◆ TASK INPUT ◆
## start

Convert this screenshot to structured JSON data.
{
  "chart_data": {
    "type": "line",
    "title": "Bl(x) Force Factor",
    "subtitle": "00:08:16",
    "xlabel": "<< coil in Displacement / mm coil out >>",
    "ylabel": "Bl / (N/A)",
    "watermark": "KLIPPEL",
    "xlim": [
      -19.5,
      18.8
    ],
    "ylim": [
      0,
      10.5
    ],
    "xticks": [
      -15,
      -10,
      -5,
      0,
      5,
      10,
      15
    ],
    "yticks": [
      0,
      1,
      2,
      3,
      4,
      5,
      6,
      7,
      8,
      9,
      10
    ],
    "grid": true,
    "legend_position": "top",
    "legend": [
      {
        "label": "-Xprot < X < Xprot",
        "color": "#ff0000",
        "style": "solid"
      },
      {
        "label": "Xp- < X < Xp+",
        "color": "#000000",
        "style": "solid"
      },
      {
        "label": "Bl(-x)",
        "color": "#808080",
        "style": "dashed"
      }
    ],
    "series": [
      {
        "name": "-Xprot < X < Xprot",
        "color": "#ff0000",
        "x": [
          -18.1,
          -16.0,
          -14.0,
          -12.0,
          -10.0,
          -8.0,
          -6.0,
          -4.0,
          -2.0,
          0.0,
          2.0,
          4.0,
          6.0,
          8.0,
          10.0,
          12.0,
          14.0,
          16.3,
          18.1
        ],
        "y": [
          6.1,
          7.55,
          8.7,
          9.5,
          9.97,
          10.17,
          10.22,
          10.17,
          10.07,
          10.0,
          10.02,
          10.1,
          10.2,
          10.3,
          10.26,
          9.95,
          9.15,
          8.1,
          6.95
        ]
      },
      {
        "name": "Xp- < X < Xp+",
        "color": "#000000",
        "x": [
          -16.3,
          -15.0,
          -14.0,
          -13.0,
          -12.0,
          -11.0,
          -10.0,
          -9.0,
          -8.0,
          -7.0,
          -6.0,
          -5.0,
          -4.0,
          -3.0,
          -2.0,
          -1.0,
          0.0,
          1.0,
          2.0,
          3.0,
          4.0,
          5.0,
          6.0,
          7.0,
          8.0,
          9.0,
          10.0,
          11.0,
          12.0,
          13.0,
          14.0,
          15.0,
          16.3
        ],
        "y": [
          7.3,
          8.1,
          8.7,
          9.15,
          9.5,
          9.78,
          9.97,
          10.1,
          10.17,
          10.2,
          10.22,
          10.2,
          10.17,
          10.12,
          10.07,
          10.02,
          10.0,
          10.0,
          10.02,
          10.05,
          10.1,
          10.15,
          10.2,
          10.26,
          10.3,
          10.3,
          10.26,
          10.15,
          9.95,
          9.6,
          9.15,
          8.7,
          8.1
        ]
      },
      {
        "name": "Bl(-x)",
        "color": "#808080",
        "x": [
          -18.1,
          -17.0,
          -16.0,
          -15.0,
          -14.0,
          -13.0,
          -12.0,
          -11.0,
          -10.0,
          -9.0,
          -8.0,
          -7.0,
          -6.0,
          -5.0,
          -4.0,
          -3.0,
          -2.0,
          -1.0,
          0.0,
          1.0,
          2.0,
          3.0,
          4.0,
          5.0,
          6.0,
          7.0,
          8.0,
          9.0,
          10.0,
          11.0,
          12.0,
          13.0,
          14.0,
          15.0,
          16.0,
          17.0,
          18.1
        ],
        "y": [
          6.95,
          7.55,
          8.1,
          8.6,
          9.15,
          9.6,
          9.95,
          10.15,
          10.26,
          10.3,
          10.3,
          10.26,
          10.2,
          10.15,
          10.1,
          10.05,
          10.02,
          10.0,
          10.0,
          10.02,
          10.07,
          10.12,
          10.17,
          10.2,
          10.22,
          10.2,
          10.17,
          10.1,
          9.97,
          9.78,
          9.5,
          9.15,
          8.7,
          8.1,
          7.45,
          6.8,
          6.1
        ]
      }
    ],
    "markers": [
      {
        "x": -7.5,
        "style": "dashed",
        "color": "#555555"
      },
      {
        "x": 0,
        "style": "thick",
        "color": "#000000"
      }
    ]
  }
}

## end

◆ AIM ◆
Transcribe every entry word for word.

◆ FINISHED EXERCISE ◆
Convert this screenshot to structured JSON data.
{
  "chart_data": {
    "type": "line",
    "title": "Bl(x) Force Factor",
    "subtitle": "00:08:16",
    "xlabel": "<< coil in Displacement / mm coil out >>",
    "ylabel": "Bl / (N/A)",
    "watermark": "KLIPPEL",
    "xlim": [
      -19.5,
      18.8
    ],
    "ylim": [
      0,
      10.5
    ],
    "xticks": [
      -15,
      -10,
      -5,
      0,
      5,
      10,
      15
    ],
    "yticks": [
      0,
      1,
      2,
      3,
      4,
      5,
      6,
      7,
      8,
      9,
      10
    ],
    "grid": true,
    "legend_position": "top",
    "legend": [
      {
        "label": "-Xprot < X < Xprot",
        "color": "#ff0000",
        "style": "solid"
      },
      {
        "label": "Xp- < X < Xp+",
        "color": "#000000",
        "style": "solid"
      },
      {
        "label": "Bl(-x)",
        "color": "#808080",
        "style": "dashed"
      }
    ],
    "series": [
      {
        "name": "-Xprot < X < Xprot",
        "color": "#ff0000",
        "x": [
          -18.1,
          -16.0,
          -14.0,
          -12.0,
          -10.0,
          -8.0,
          -6.0,
          -4.0,
          -2.0,
          0.0,
          2.0,
          4.0,
          6.0,
          8.0,
          10.0,
          12.0,
          14.0,
          16.3,
          18.1
        ],
        "y": [
          6.1,
          7.55,
          8.7,
          9.5,
          9.97,
          10.17,
          10.22,
          10.17,
          10.07,
          10.0,
          10.02,
          10.1,
          10.2,
          10.3,
          10.26,
          9.95,
          9.15,
          8.1,
          6.95
        ]
      },
      {
        "name": "Xp- < X < Xp+",
        "color": "#000000",
        "x": [
          -16.3,
          -15.0,
          -14.0,
          -13.0,
          -12.0,
          -11.0,
          -10.0,
          -9.0,
          -8.0,
          -7.0,
          -6.0,
          -5.0,
          -4.0,
          -3.0,
          -2.0,
          -1.0,
          0.0,
          1.0,
          2.0,
          3.0,
          4.0,
          5.0,
          6.0,
          7.0,
          8.0,
          9.0,
          10.0,
          11.0,
          12.0,
          13.0,
          14.0,
          15.0,
          16.3
        ],
        "y": [
          7.3,
          8.1,
          8.7,
          9.15,
          9.5,
          9.78,
          9.97,
          10.1,
          10.17,
          10.2,
          10.22,
          10.2,
          10.17,
          10.12,
          10.07,
          10.02,
          10.0,
          10.0,
          10.02,
          10.05,
          10.1,
          10.15,
          10.2,
          10.26,
          10.3,
          10.3,
          10.26,
          10.15,
          9.95,
          9.6,
          9.15,
          8.7,
          8.1
        ]
      },
      {
        "name": "Bl(-x)",
        "color": "#808080",
        "x": [
          -18.1,
          -17.0,
          -16.0,
          -15.0,
          -14.0,
          -13.0,
          -12.0,
          -11.0,
          -10.0,
          -9.0,
          -8.0,
          -7.0,
          -6.0,
          -5.0,
          -4.0,
          -3.0,
          -2.0,
          -1.0,
          0.0,
          1.0,
          2.0,
          3.0,
          4.0,
          5.0,
          6.0,
          7.0,
          8.0,
          9.0,
          10.0,
          11.0,
          12.0,
          13.0,
          14.0,
          15.0,
          16.0,
          17.0,
          18.1
        ],
        "y": [
          6.95,
          7.55,
          8.1,
          8.6,
          9.15,
          9.6,
          9.95,
          10.15,
          10.26,
          10.3,
          10.3,
          10.26,
          10.2,
          10.15,
          10.1,
          10.05,
          10.02,
          10.0,
          10.0,
          10.02,
          10.07,
          10.12,
          10.17,
          10.2,
          10.22,
          10.2,
          10.17,
          10.1,
          9.97,
          9.78,
          9.5,
          9.15,
          8.7,
          8.1,
          7.45,
          6.8,
          6.1
        ]
      }
    ],
    "markers": [
      {
        "x": -7.5,
        "style": "dashed",
        "color": "#555555"
      },
      {
        "x": 0,
        "style": "thick",
        "color": "#000000"
      }
    ]
  }
}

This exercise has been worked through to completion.